Written task → Every record below should be transcribed exactly. Omit the images.
+-------+
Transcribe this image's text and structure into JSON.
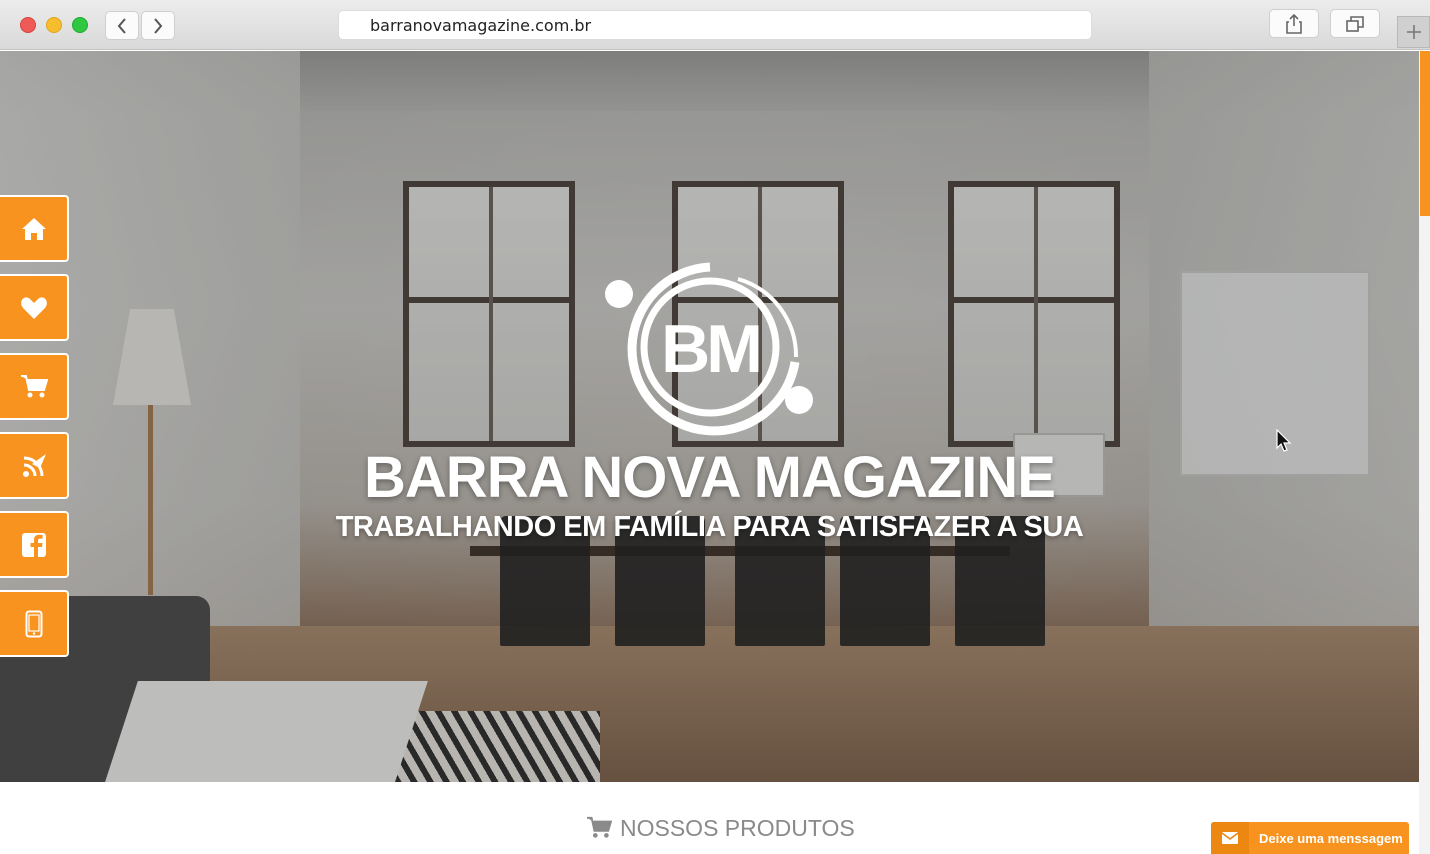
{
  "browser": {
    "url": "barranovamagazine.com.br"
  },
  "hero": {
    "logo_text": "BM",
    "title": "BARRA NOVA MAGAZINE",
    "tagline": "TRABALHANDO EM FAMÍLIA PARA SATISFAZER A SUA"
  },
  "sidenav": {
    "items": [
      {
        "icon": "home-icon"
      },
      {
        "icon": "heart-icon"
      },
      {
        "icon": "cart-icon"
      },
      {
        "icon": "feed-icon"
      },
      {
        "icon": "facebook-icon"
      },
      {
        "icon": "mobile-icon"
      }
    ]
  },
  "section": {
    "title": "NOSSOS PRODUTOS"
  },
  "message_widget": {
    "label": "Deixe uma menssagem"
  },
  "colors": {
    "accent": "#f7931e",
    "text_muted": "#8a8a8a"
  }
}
+-------+
Result of this task →
Transcribe this image's text and structure into JSON.
{
  "browser": {
    "url": "barranovamagazine.com.br"
  },
  "hero": {
    "logo_text": "BM",
    "title": "BARRA NOVA MAGAZINE",
    "tagline": "TRABALHANDO EM FAMÍLIA PARA SATISFAZER A SUA"
  },
  "sidenav": {
    "items": [
      {
        "icon": "home-icon"
      },
      {
        "icon": "heart-icon"
      },
      {
        "icon": "cart-icon"
      },
      {
        "icon": "feed-icon"
      },
      {
        "icon": "facebook-icon"
      },
      {
        "icon": "mobile-icon"
      }
    ]
  },
  "section": {
    "title": "NOSSOS PRODUTOS"
  },
  "message_widget": {
    "label": "Deixe uma menssagem"
  },
  "colors": {
    "accent": "#f7931e",
    "text_muted": "#8a8a8a"
  }
}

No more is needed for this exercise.